[Records about charts and figures]

+++++

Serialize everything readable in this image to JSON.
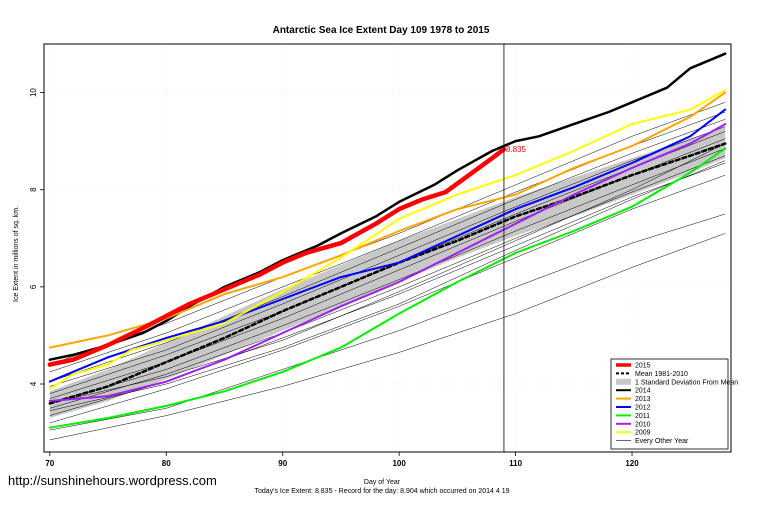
{
  "watermark": "http://sunshinehours.wordpress.com",
  "chart_data": {
    "type": "line",
    "title": "Antarctic Sea Ice Extent Day 109 1978 to 2015",
    "xlabel": "Day of Year",
    "ylabel": "Ice Extent in millions of sq. km.",
    "xlim": [
      69.5,
      128.5
    ],
    "ylim": [
      2.6,
      11.0
    ],
    "x_ticks": [
      70,
      80,
      90,
      100,
      110,
      120
    ],
    "y_ticks": [
      4,
      6,
      8,
      10
    ],
    "grid": true,
    "legend_position": "bottom-right",
    "reference_line_x": 109,
    "point_label": {
      "x": 109,
      "y": 8.835,
      "text": "8.835"
    },
    "footer_lines": [
      "Today's Ice Extent: 8.835  - Record for the day: 8.904 which occurred on 2014 4 19"
    ],
    "legend": [
      {
        "label": "2015",
        "color": "#ff0000",
        "style": "thick"
      },
      {
        "label": "Mean 1981-2010",
        "color": "#000000",
        "style": "dashed"
      },
      {
        "label": "1 Standard Deviation From Mean",
        "color": "#c8c8c8",
        "style": "box"
      },
      {
        "label": "2014",
        "color": "#000000",
        "style": "line"
      },
      {
        "label": "2013",
        "color": "#ffa500",
        "style": "line"
      },
      {
        "label": "2012",
        "color": "#0000ff",
        "style": "line"
      },
      {
        "label": "2011",
        "color": "#00ee00",
        "style": "line"
      },
      {
        "label": "2010",
        "color": "#a020f0",
        "style": "line"
      },
      {
        "label": "2009",
        "color": "#ffff00",
        "style": "line"
      },
      {
        "label": "Every Other Year",
        "color": "#000000",
        "style": "thin"
      }
    ],
    "sd_band": {
      "x": [
        70,
        75,
        80,
        85,
        90,
        95,
        100,
        105,
        110,
        115,
        120,
        125,
        128
      ],
      "upper": [
        3.85,
        4.3,
        4.85,
        5.4,
        5.95,
        6.45,
        6.95,
        7.4,
        7.85,
        8.25,
        8.65,
        9.05,
        9.3
      ],
      "lower": [
        3.3,
        3.65,
        4.1,
        4.6,
        5.1,
        5.6,
        6.1,
        6.6,
        7.05,
        7.45,
        7.9,
        8.35,
        8.65
      ]
    },
    "other_years": [
      {
        "x": [
          70,
          80,
          90,
          100,
          110,
          120,
          128
        ],
        "values": [
          3.05,
          3.5,
          4.3,
          5.1,
          6.0,
          6.9,
          7.5
        ]
      },
      {
        "x": [
          70,
          80,
          90,
          100,
          110,
          120,
          128
        ],
        "values": [
          2.85,
          3.35,
          3.95,
          4.65,
          5.45,
          6.4,
          7.1
        ]
      },
      {
        "x": [
          70,
          80,
          90,
          100,
          110,
          120,
          128
        ],
        "values": [
          3.2,
          3.9,
          4.7,
          5.6,
          6.6,
          7.6,
          8.3
        ]
      },
      {
        "x": [
          70,
          80,
          90,
          100,
          110,
          120,
          128
        ],
        "values": [
          3.35,
          4.05,
          4.95,
          5.85,
          6.85,
          7.85,
          8.55
        ]
      },
      {
        "x": [
          70,
          80,
          90,
          100,
          110,
          120,
          128
        ],
        "values": [
          3.5,
          4.2,
          5.05,
          6.0,
          7.0,
          7.95,
          8.7
        ]
      },
      {
        "x": [
          70,
          80,
          90,
          100,
          110,
          120,
          128
        ],
        "values": [
          3.6,
          4.3,
          5.2,
          6.15,
          7.15,
          8.1,
          8.85
        ]
      },
      {
        "x": [
          70,
          80,
          90,
          100,
          110,
          120,
          128
        ],
        "values": [
          3.7,
          4.45,
          5.35,
          6.35,
          7.35,
          8.3,
          9.05
        ]
      },
      {
        "x": [
          70,
          80,
          90,
          100,
          110,
          120,
          128
        ],
        "values": [
          3.8,
          4.6,
          5.5,
          6.5,
          7.5,
          8.45,
          9.2
        ]
      },
      {
        "x": [
          70,
          80,
          90,
          100,
          110,
          120,
          128
        ],
        "values": [
          3.95,
          4.7,
          5.65,
          6.65,
          7.65,
          8.6,
          9.3
        ]
      },
      {
        "x": [
          70,
          80,
          90,
          100,
          110,
          120,
          128
        ],
        "values": [
          4.05,
          4.85,
          5.8,
          6.8,
          7.8,
          8.75,
          9.45
        ]
      },
      {
        "x": [
          70,
          80,
          90,
          100,
          110,
          120,
          128
        ],
        "values": [
          4.25,
          5.05,
          6.0,
          6.95,
          7.95,
          8.9,
          9.6
        ]
      },
      {
        "x": [
          70,
          80,
          90,
          100,
          110,
          120,
          128
        ],
        "values": [
          4.4,
          5.25,
          6.2,
          7.1,
          8.1,
          9.1,
          9.8
        ]
      },
      {
        "x": [
          70,
          80,
          90,
          100,
          110,
          120,
          128
        ],
        "values": [
          3.45,
          4.0,
          4.75,
          5.65,
          6.75,
          7.8,
          8.6
        ]
      },
      {
        "x": [
          70,
          80,
          90,
          100,
          110,
          120,
          128
        ],
        "values": [
          3.6,
          4.15,
          4.9,
          5.9,
          6.95,
          8.0,
          8.95
        ]
      }
    ],
    "series": [
      {
        "name": "Mean 1981-2010",
        "color": "#000000",
        "width": 2.5,
        "dash": "4,3",
        "x": [
          70,
          75,
          80,
          85,
          90,
          95,
          100,
          105,
          110,
          115,
          120,
          125,
          128
        ],
        "values": [
          3.6,
          3.95,
          4.45,
          4.95,
          5.5,
          6.0,
          6.5,
          6.95,
          7.45,
          7.85,
          8.3,
          8.7,
          8.95
        ]
      },
      {
        "name": "2014",
        "color": "#000000",
        "width": 2.5,
        "x": [
          70,
          72,
          75,
          78,
          80,
          82,
          85,
          88,
          90,
          93,
          95,
          98,
          100,
          103,
          105,
          108,
          110,
          112,
          115,
          118,
          120,
          123,
          125,
          128
        ],
        "values": [
          4.5,
          4.6,
          4.8,
          5.05,
          5.3,
          5.6,
          6.0,
          6.3,
          6.55,
          6.85,
          7.1,
          7.45,
          7.75,
          8.1,
          8.4,
          8.8,
          9.0,
          9.1,
          9.35,
          9.6,
          9.8,
          10.1,
          10.5,
          10.8
        ]
      },
      {
        "name": "2013",
        "color": "#ffa500",
        "width": 2,
        "x": [
          70,
          75,
          80,
          85,
          90,
          95,
          100,
          105,
          110,
          115,
          120,
          125,
          128
        ],
        "values": [
          4.75,
          5.0,
          5.35,
          5.85,
          6.2,
          6.65,
          7.15,
          7.6,
          7.9,
          8.45,
          8.9,
          9.5,
          10.0
        ]
      },
      {
        "name": "2012",
        "color": "#0000ff",
        "width": 2,
        "x": [
          70,
          75,
          80,
          85,
          90,
          95,
          100,
          105,
          110,
          115,
          120,
          125,
          128
        ],
        "values": [
          4.05,
          4.55,
          4.95,
          5.3,
          5.75,
          6.2,
          6.5,
          7.05,
          7.6,
          8.05,
          8.55,
          9.1,
          9.65
        ]
      },
      {
        "name": "2011",
        "color": "#00ee00",
        "width": 2,
        "x": [
          70,
          75,
          80,
          85,
          90,
          95,
          100,
          105,
          110,
          115,
          120,
          125,
          128
        ],
        "values": [
          3.1,
          3.3,
          3.55,
          3.85,
          4.25,
          4.75,
          5.45,
          6.1,
          6.7,
          7.15,
          7.65,
          8.35,
          8.85
        ]
      },
      {
        "name": "2010",
        "color": "#a020f0",
        "width": 2,
        "x": [
          70,
          75,
          80,
          85,
          90,
          95,
          100,
          105,
          110,
          115,
          120,
          125,
          128
        ],
        "values": [
          3.65,
          3.75,
          4.05,
          4.5,
          5.05,
          5.6,
          6.1,
          6.7,
          7.3,
          7.9,
          8.45,
          8.95,
          9.35
        ]
      },
      {
        "name": "2009",
        "color": "#ffff00",
        "width": 2,
        "x": [
          70,
          72,
          75,
          77,
          80,
          85,
          90,
          95,
          100,
          105,
          110,
          115,
          120,
          125,
          128
        ],
        "values": [
          3.9,
          4.2,
          4.4,
          4.7,
          4.9,
          5.25,
          5.9,
          6.6,
          7.4,
          7.9,
          8.3,
          8.8,
          9.35,
          9.65,
          10.05
        ]
      },
      {
        "name": "2015",
        "color": "#ff0000",
        "width": 4.5,
        "x": [
          70,
          72,
          75,
          78,
          80,
          82,
          85,
          88,
          90,
          92,
          95,
          98,
          100,
          102,
          104,
          106,
          108,
          109
        ],
        "values": [
          4.4,
          4.5,
          4.8,
          5.15,
          5.4,
          5.65,
          5.95,
          6.25,
          6.5,
          6.7,
          6.9,
          7.3,
          7.6,
          7.8,
          7.95,
          8.3,
          8.65,
          8.835
        ]
      }
    ]
  }
}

+++++

Requirement: Go through the preceding material and copy each line that has the word "name".

Final result:
        "name": "Mean 1981-2010",
        "name": "2014",
        "name": "2013",
        "name": "2012",
        "name": "2011",
        "name": "2010",
        "name": "2009",
        "name": "2015",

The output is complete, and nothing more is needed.